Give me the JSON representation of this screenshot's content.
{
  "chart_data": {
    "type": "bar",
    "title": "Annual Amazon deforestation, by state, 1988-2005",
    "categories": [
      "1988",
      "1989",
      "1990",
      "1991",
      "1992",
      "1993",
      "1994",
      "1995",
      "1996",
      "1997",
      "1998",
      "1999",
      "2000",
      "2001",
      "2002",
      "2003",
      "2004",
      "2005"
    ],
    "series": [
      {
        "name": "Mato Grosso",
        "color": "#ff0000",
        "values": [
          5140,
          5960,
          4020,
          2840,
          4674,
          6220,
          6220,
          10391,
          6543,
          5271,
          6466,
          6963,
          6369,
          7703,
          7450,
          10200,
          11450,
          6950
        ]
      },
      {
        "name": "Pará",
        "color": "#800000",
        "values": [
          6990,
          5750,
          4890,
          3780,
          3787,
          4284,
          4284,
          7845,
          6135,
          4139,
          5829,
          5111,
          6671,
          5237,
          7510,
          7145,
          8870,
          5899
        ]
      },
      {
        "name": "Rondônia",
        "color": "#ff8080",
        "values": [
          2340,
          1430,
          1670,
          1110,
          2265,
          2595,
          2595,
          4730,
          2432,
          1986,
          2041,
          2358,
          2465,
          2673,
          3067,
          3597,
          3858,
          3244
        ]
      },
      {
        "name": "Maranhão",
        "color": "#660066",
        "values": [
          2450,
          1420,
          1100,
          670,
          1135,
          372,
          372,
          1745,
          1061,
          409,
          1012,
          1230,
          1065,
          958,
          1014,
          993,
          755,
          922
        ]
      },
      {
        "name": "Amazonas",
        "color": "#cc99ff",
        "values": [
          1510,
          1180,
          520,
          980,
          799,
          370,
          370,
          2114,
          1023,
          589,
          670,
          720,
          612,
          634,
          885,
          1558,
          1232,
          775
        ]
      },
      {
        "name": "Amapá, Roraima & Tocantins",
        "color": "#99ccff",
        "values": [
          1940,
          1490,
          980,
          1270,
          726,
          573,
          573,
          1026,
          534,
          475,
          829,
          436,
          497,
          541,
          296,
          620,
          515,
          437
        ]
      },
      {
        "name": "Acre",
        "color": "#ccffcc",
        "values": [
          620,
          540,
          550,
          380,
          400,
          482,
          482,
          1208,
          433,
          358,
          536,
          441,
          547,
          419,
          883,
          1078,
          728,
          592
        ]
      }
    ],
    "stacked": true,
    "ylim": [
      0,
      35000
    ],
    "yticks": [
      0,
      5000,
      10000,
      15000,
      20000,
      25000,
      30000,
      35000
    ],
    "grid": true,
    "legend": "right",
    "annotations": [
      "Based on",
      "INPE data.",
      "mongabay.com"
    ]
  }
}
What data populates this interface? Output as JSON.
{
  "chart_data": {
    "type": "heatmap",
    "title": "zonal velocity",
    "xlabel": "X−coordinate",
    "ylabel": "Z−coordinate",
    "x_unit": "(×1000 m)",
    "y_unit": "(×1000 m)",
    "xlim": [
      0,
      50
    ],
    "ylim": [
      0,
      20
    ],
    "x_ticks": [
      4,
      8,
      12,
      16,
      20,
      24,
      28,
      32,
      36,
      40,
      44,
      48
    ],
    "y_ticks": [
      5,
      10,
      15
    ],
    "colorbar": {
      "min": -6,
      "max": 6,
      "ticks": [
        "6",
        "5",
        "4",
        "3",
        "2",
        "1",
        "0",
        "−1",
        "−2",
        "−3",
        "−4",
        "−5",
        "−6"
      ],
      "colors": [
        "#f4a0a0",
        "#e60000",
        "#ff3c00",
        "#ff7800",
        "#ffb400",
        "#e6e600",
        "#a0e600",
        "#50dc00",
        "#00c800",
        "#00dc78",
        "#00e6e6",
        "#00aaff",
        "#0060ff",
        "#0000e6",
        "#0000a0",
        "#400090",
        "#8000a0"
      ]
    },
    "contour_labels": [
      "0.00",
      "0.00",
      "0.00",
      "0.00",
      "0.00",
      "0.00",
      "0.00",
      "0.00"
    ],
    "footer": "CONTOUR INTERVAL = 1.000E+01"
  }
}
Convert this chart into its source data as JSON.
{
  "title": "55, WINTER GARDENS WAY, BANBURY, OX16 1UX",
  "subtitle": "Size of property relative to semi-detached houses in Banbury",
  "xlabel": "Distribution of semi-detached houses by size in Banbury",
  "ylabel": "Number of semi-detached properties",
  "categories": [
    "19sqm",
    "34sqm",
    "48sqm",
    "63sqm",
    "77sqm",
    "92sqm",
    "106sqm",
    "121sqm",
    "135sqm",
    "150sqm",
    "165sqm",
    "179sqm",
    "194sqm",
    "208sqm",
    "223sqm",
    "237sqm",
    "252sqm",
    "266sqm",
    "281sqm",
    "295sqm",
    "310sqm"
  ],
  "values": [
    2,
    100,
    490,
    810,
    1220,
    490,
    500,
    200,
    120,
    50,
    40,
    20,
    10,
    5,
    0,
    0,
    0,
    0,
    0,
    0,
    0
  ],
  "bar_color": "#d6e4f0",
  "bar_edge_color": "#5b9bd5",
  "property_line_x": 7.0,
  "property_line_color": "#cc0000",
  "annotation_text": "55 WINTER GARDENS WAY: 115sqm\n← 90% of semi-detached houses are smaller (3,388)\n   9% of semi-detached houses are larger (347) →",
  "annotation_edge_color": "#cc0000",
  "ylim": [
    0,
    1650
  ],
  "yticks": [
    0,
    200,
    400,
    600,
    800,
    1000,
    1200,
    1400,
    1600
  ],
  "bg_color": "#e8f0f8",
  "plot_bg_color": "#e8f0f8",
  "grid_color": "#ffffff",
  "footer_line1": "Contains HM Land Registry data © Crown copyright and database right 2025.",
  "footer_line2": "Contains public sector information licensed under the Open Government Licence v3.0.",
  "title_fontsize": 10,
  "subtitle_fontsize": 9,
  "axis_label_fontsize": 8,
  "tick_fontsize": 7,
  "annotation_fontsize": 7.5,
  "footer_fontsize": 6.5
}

* * *

# What is asked
Copy each line of the records above that carries the word "houses".

# Complete response
  "subtitle": "Size of property relative to semi-detached houses in Banbury",
  "xlabel": "Distribution of semi-detached houses by size in Banbury",
  "annotation_text": "55 WINTER GARDENS WAY: 115sqm\n← 90% of semi-detached houses are smaller (3,388)\n   9% of semi-detached houses are larger (347) →",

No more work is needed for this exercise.